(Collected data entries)
## Begin

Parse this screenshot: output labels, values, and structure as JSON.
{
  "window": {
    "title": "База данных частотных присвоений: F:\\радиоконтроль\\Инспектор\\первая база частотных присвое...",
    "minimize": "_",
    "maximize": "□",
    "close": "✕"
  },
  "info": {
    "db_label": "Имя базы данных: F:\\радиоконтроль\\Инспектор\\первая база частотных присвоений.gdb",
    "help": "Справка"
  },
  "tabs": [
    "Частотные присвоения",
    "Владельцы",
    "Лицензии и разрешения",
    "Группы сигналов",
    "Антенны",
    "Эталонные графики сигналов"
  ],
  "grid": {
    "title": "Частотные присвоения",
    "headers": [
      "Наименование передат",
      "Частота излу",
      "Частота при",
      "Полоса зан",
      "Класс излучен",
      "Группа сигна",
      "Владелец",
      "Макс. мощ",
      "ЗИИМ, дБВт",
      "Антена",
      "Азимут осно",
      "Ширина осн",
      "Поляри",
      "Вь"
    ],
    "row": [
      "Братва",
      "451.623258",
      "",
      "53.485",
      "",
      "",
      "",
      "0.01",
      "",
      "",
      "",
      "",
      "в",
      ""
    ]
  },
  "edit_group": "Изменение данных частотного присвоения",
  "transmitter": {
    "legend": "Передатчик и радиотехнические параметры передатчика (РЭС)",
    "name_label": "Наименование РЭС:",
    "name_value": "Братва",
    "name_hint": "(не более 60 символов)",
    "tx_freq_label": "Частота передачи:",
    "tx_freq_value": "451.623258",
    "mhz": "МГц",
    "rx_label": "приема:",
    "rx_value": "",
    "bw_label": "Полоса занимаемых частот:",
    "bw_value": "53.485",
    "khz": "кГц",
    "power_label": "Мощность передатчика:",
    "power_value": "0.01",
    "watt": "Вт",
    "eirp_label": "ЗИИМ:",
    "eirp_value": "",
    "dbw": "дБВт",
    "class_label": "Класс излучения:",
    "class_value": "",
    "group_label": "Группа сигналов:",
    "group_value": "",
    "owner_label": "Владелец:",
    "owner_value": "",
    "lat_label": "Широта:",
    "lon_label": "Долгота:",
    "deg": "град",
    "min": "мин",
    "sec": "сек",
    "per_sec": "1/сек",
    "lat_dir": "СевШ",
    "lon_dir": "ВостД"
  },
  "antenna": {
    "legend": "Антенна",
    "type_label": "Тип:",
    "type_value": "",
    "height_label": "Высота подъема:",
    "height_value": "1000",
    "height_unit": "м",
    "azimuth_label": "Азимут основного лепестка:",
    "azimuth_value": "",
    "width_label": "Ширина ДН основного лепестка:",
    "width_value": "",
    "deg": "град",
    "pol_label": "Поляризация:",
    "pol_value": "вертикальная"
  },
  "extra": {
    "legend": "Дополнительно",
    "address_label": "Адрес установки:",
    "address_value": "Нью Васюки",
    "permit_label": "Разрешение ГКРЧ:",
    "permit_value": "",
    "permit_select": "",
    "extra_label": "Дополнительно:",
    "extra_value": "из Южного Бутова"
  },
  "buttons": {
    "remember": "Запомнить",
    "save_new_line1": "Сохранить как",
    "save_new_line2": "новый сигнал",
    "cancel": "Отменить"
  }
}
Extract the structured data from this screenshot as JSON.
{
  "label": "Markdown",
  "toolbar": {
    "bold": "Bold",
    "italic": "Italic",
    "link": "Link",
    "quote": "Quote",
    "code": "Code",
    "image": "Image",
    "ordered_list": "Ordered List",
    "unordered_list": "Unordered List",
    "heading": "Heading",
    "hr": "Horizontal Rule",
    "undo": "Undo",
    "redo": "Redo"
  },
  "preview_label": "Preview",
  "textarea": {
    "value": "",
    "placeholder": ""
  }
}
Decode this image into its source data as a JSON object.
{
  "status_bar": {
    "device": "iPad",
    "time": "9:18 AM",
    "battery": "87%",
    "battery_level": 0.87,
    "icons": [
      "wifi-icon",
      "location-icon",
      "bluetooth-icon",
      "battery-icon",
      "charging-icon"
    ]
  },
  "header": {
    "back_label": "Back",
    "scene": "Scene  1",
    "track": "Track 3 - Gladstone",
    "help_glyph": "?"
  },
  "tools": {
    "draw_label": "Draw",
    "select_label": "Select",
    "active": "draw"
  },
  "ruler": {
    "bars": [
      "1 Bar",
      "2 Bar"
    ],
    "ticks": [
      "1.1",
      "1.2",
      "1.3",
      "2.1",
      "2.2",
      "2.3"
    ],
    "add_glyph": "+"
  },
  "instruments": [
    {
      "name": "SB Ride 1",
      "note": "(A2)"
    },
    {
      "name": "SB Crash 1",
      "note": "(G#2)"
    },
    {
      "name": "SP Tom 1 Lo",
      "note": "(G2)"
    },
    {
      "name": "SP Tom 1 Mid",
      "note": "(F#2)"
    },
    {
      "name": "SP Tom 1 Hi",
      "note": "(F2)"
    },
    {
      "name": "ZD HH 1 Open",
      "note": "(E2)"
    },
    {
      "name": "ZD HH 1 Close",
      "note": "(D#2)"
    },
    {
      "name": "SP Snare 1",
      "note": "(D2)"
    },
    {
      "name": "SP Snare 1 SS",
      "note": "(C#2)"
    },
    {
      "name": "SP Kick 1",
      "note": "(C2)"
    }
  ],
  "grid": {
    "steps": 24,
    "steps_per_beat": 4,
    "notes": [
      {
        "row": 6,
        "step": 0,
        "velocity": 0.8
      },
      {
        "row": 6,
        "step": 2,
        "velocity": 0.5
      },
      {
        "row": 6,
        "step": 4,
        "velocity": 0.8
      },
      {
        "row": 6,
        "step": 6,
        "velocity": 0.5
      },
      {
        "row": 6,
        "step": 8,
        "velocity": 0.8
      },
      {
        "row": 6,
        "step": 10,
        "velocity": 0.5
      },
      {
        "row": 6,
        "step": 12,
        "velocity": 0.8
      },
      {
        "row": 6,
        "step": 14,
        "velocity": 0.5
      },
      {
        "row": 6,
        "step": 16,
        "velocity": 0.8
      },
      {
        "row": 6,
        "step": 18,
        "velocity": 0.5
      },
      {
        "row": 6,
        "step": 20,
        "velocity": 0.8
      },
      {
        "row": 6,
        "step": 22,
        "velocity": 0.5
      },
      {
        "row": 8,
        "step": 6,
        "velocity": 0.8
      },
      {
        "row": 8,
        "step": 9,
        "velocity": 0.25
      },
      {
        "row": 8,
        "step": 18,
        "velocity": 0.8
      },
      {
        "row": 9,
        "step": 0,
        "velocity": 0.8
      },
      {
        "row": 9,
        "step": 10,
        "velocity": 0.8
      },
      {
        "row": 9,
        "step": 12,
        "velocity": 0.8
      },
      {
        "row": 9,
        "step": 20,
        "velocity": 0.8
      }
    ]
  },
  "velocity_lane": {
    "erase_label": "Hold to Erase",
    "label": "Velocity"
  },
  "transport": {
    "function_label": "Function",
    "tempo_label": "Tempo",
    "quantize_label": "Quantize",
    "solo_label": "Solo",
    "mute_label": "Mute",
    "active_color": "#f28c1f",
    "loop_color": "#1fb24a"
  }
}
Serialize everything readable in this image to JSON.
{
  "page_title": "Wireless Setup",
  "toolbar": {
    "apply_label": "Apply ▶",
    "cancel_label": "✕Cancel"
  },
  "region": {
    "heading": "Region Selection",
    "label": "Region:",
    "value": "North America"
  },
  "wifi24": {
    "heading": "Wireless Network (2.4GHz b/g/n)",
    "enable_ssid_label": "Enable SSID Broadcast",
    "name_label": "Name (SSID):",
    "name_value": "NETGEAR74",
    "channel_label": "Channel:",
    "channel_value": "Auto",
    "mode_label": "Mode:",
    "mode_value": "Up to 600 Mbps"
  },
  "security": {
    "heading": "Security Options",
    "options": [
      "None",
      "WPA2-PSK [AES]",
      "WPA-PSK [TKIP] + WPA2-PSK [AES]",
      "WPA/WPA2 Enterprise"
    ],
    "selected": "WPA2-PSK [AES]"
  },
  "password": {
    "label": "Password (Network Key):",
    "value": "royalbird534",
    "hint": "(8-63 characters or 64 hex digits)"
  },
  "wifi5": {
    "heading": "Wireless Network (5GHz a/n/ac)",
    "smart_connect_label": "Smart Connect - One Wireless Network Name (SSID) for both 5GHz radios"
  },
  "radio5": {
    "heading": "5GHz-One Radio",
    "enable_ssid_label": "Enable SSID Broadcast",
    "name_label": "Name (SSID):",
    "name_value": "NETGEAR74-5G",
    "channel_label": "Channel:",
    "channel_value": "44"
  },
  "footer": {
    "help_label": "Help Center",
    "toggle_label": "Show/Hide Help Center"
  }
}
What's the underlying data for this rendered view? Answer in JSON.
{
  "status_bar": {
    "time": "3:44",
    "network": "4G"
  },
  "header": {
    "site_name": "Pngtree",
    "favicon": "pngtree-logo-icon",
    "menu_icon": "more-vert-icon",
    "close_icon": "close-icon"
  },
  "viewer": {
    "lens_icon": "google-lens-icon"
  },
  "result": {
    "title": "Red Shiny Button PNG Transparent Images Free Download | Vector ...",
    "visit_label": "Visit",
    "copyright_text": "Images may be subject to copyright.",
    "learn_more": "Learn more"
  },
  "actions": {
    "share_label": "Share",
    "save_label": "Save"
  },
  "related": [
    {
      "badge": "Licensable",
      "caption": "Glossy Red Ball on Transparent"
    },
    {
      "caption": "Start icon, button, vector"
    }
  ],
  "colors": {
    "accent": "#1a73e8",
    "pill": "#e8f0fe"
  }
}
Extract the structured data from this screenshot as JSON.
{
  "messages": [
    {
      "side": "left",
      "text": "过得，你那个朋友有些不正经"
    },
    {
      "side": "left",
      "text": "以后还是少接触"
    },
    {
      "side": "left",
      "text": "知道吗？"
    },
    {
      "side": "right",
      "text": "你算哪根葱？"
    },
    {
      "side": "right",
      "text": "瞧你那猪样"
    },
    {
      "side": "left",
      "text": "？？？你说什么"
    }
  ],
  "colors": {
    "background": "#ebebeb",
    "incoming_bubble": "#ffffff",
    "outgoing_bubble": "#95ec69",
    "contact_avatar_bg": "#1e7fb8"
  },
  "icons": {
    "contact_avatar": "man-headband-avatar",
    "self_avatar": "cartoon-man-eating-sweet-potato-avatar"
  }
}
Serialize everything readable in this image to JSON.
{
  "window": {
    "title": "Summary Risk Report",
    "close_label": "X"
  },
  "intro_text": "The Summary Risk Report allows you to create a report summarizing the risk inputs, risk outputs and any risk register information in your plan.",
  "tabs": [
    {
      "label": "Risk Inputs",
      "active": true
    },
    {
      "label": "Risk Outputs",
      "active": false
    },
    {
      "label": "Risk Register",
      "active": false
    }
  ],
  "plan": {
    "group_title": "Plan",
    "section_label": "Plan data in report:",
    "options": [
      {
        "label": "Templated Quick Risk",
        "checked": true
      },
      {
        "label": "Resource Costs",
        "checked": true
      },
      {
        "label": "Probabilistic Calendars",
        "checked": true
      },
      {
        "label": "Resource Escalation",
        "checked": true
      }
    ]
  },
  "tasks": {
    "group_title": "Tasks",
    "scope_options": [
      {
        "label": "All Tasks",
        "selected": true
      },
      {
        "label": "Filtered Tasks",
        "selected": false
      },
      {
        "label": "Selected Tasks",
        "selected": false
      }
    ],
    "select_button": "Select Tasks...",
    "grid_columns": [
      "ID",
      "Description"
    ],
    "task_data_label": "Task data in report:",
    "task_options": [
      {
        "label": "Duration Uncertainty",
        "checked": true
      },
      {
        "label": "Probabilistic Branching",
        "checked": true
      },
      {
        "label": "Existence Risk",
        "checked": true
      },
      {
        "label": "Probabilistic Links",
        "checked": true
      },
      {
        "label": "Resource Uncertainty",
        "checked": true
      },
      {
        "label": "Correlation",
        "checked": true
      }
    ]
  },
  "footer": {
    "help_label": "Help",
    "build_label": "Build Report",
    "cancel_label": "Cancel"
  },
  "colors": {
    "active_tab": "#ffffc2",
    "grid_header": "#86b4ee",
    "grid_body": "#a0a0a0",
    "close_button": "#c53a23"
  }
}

## End

*EXERCISE AIM*: List all lines in the material containing the string "первая".

*REPLY*:
    "title": "База данных частотных присвоений: F:\\радиоконтроль\\Инспектор\\первая база частотных присвое...",
    "db_label": "Имя базы данных: F:\\радиоконтроль\\Инспектор\\первая база частотных присвоений.gdb",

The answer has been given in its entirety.